(WHAT IS REQUIRED) Leave out the pictures and retype exactly the lines from the one with "Transcribe this image's" through the end of the records.

● ● ● ● ● ● ●

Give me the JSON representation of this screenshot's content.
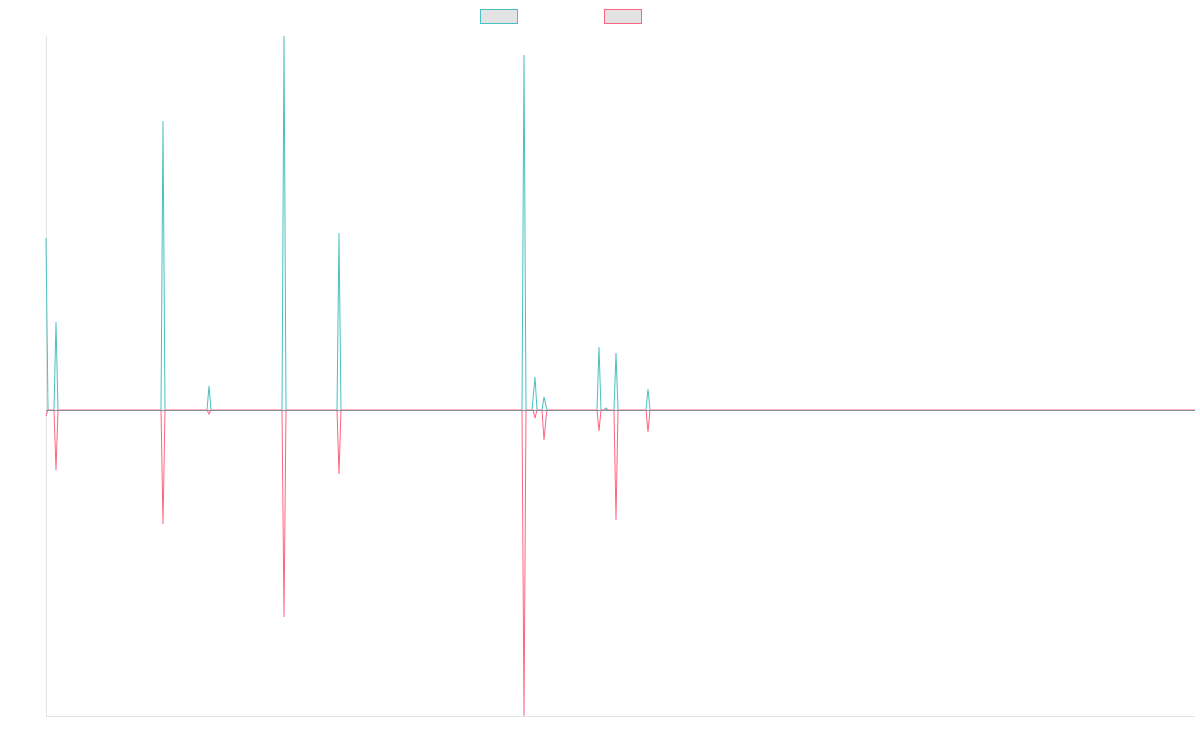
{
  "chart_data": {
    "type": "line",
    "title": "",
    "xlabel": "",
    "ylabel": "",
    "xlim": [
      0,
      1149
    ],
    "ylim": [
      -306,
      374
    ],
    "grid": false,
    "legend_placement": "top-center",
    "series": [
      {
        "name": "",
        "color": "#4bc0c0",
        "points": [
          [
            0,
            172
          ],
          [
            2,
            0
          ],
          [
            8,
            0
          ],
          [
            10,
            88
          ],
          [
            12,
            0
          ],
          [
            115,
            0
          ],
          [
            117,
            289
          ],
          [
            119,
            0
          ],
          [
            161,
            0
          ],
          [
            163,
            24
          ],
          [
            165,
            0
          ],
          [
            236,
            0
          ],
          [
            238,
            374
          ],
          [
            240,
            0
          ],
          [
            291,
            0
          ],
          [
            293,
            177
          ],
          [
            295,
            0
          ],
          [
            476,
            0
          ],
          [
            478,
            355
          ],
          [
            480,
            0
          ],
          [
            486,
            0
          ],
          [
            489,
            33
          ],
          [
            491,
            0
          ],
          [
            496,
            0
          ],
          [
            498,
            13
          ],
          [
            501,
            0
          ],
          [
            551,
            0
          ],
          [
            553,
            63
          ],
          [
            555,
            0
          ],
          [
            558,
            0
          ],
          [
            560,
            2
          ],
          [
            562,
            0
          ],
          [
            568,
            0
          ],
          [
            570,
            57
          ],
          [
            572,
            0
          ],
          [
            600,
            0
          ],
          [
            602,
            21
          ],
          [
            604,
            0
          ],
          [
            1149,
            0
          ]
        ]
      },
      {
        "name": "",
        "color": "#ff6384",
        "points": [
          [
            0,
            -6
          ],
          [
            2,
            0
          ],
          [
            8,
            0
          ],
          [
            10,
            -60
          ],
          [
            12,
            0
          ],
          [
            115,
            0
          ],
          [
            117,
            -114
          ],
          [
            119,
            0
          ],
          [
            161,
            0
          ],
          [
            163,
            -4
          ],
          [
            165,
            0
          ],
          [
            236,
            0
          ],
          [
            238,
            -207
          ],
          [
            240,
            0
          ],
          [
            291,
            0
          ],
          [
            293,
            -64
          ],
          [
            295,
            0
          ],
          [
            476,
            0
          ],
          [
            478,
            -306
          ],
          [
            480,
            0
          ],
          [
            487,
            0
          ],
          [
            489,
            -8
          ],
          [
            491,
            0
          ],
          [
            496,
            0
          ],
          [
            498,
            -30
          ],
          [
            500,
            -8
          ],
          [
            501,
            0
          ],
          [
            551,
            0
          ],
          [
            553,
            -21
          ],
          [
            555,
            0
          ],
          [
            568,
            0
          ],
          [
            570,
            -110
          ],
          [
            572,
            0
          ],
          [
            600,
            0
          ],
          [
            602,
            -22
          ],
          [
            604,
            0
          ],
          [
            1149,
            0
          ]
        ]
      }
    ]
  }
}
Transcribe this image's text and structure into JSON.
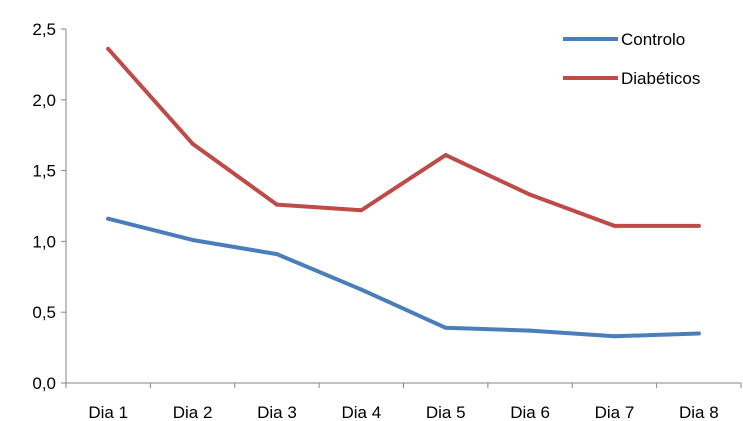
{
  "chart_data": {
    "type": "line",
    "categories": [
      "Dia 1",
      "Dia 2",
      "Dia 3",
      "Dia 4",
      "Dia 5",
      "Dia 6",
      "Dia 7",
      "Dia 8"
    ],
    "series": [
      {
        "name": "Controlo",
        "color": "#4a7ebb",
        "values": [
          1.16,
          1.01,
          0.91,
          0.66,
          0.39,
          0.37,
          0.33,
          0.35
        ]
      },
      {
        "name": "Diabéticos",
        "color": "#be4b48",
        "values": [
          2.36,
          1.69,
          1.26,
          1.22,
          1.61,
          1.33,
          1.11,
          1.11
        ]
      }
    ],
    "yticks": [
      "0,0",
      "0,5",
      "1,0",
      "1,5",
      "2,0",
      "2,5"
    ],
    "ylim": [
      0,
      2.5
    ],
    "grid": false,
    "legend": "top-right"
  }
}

● ● ● ● ● ● ●

(EXPECTED OUTPUT)
Transcribe this image's text and structure into JSON.
{
  "chart_data": {
    "type": "line",
    "categories": [
      "Dia 1",
      "Dia 2",
      "Dia 3",
      "Dia 4",
      "Dia 5",
      "Dia 6",
      "Dia 7",
      "Dia 8"
    ],
    "series": [
      {
        "name": "Controlo",
        "color": "#4a7ebb",
        "values": [
          1.16,
          1.01,
          0.91,
          0.66,
          0.39,
          0.37,
          0.33,
          0.35
        ]
      },
      {
        "name": "Diabéticos",
        "color": "#be4b48",
        "values": [
          2.36,
          1.69,
          1.26,
          1.22,
          1.61,
          1.33,
          1.11,
          1.11
        ]
      }
    ],
    "yticks": [
      "0,0",
      "0,5",
      "1,0",
      "1,5",
      "2,0",
      "2,5"
    ],
    "ylim": [
      0,
      2.5
    ],
    "grid": false,
    "legend": "top-right"
  }
}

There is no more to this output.